# Aim
Report, word for word, every line of the material that contains "Production".

# Given information
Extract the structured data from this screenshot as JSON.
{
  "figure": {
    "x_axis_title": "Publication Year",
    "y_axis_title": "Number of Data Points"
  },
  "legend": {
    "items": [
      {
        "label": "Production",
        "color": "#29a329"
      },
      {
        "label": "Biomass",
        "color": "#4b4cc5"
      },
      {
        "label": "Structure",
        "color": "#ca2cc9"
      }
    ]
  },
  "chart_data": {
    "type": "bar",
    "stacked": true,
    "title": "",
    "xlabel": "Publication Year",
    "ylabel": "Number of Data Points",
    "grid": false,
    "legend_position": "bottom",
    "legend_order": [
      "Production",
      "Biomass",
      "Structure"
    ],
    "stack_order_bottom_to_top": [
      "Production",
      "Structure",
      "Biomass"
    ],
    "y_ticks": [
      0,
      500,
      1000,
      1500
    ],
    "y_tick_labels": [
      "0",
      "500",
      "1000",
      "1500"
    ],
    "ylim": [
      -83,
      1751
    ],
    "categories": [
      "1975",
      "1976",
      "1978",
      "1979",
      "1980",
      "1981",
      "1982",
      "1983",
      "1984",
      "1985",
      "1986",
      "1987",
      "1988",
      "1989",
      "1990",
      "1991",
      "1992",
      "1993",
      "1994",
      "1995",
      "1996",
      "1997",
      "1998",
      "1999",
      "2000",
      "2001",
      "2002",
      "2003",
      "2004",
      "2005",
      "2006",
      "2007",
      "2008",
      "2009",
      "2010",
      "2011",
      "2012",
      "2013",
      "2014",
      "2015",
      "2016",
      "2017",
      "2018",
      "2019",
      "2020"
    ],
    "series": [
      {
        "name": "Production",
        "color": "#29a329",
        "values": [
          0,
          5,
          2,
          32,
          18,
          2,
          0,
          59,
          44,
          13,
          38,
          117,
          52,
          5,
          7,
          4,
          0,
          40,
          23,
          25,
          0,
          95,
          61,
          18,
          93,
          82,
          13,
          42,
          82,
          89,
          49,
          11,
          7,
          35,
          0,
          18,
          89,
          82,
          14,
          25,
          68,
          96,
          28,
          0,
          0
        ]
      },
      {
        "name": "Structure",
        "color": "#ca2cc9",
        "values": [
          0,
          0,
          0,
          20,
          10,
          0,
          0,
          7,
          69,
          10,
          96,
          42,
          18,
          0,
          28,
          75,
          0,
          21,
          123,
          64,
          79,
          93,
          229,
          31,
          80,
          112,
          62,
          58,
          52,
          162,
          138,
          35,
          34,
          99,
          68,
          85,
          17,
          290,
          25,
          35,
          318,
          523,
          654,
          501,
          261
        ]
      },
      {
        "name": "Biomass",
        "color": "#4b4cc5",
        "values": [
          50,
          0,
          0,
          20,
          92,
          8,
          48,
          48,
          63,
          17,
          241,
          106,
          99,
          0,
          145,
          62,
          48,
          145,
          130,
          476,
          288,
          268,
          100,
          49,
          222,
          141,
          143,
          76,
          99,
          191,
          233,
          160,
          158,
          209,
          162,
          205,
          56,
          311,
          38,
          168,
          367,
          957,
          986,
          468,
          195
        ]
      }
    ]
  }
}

# Answer
        "label": "Production",
      "Production",
      "Production",
        "name": "Production",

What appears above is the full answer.